== SET EXERCISE ==
Quote all of the data exactly as given. Skip every picture it contains.

== DATA LINES ==
┌──

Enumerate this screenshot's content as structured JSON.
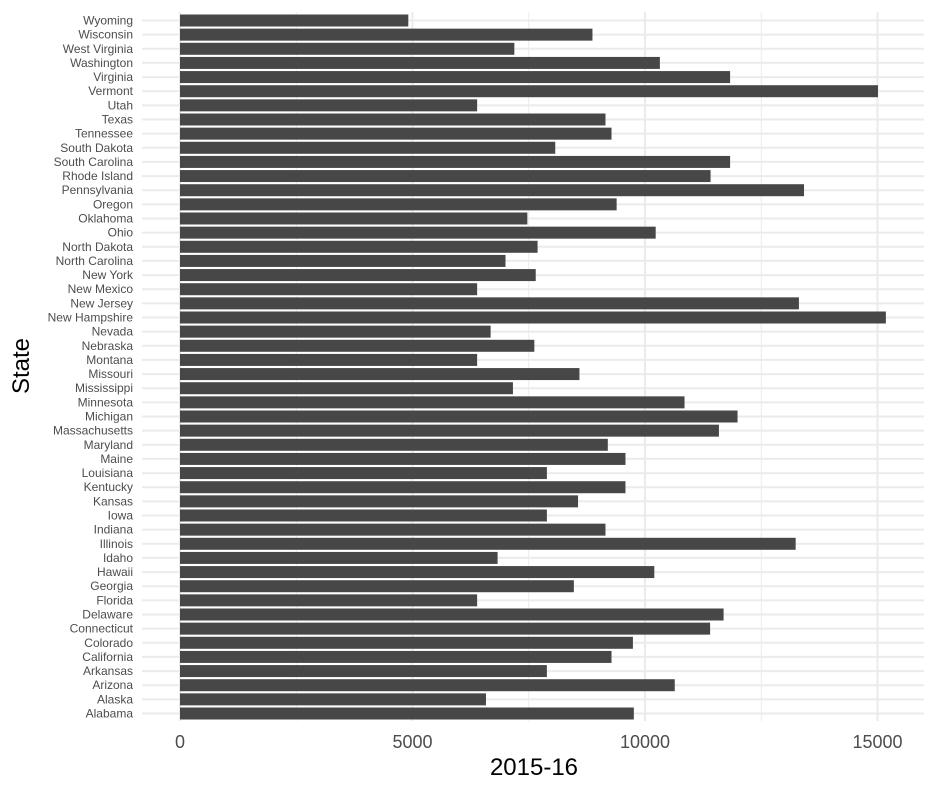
{
  "chart_data": {
    "type": "bar",
    "orientation": "horizontal",
    "title": "",
    "xlabel": "2015-16",
    "ylabel": "State",
    "xlim": [
      0,
      16000
    ],
    "x_ticks": [
      0,
      5000,
      10000,
      15000
    ],
    "x_tick_labels": [
      "0",
      "5000",
      "10000",
      "15000"
    ],
    "grid": true,
    "legend": "none",
    "bar_color": "#474747",
    "grid_color": "#ebebeb",
    "categories": [
      "Alabama",
      "Alaska",
      "Arizona",
      "Arkansas",
      "California",
      "Colorado",
      "Connecticut",
      "Delaware",
      "Florida",
      "Georgia",
      "Hawaii",
      "Idaho",
      "Illinois",
      "Indiana",
      "Iowa",
      "Kansas",
      "Kentucky",
      "Louisiana",
      "Maine",
      "Maryland",
      "Massachusetts",
      "Michigan",
      "Minnesota",
      "Mississippi",
      "Missouri",
      "Montana",
      "Nebraska",
      "Nevada",
      "New Hampshire",
      "New Jersey",
      "New Mexico",
      "New York",
      "North Carolina",
      "North Dakota",
      "Ohio",
      "Oklahoma",
      "Oregon",
      "Pennsylvania",
      "Rhode Island",
      "South Carolina",
      "South Dakota",
      "Tennessee",
      "Texas",
      "Utah",
      "Vermont",
      "Virginia",
      "Washington",
      "West Virginia",
      "Wisconsin",
      "Wyoming"
    ],
    "values": [
      9760,
      6580,
      10640,
      7890,
      9280,
      9740,
      11400,
      11690,
      6390,
      8470,
      10200,
      6830,
      13240,
      9150,
      7890,
      8560,
      9580,
      7890,
      9580,
      9200,
      11590,
      11990,
      10850,
      7160,
      8590,
      6390,
      7620,
      6680,
      15180,
      13310,
      6390,
      7650,
      7000,
      7690,
      10230,
      7470,
      9390,
      13420,
      11410,
      11830,
      8070,
      9280,
      9150,
      6390,
      15010,
      11830,
      10320,
      7190,
      8870,
      4910
    ]
  }
}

└──

== ANSWER TO THIS EXERCISE ==
Enumerate this screenshot's content as structured JSON.
{
  "chart_data": {
    "type": "bar",
    "orientation": "horizontal",
    "title": "",
    "xlabel": "2015-16",
    "ylabel": "State",
    "xlim": [
      0,
      16000
    ],
    "x_ticks": [
      0,
      5000,
      10000,
      15000
    ],
    "x_tick_labels": [
      "0",
      "5000",
      "10000",
      "15000"
    ],
    "grid": true,
    "legend": "none",
    "bar_color": "#474747",
    "grid_color": "#ebebeb",
    "categories": [
      "Alabama",
      "Alaska",
      "Arizona",
      "Arkansas",
      "California",
      "Colorado",
      "Connecticut",
      "Delaware",
      "Florida",
      "Georgia",
      "Hawaii",
      "Idaho",
      "Illinois",
      "Indiana",
      "Iowa",
      "Kansas",
      "Kentucky",
      "Louisiana",
      "Maine",
      "Maryland",
      "Massachusetts",
      "Michigan",
      "Minnesota",
      "Mississippi",
      "Missouri",
      "Montana",
      "Nebraska",
      "Nevada",
      "New Hampshire",
      "New Jersey",
      "New Mexico",
      "New York",
      "North Carolina",
      "North Dakota",
      "Ohio",
      "Oklahoma",
      "Oregon",
      "Pennsylvania",
      "Rhode Island",
      "South Carolina",
      "South Dakota",
      "Tennessee",
      "Texas",
      "Utah",
      "Vermont",
      "Virginia",
      "Washington",
      "West Virginia",
      "Wisconsin",
      "Wyoming"
    ],
    "values": [
      9760,
      6580,
      10640,
      7890,
      9280,
      9740,
      11400,
      11690,
      6390,
      8470,
      10200,
      6830,
      13240,
      9150,
      7890,
      8560,
      9580,
      7890,
      9580,
      9200,
      11590,
      11990,
      10850,
      7160,
      8590,
      6390,
      7620,
      6680,
      15180,
      13310,
      6390,
      7650,
      7000,
      7690,
      10230,
      7470,
      9390,
      13420,
      11410,
      11830,
      8070,
      9280,
      9150,
      6390,
      15010,
      11830,
      10320,
      7190,
      8870,
      4910
    ]
  }
}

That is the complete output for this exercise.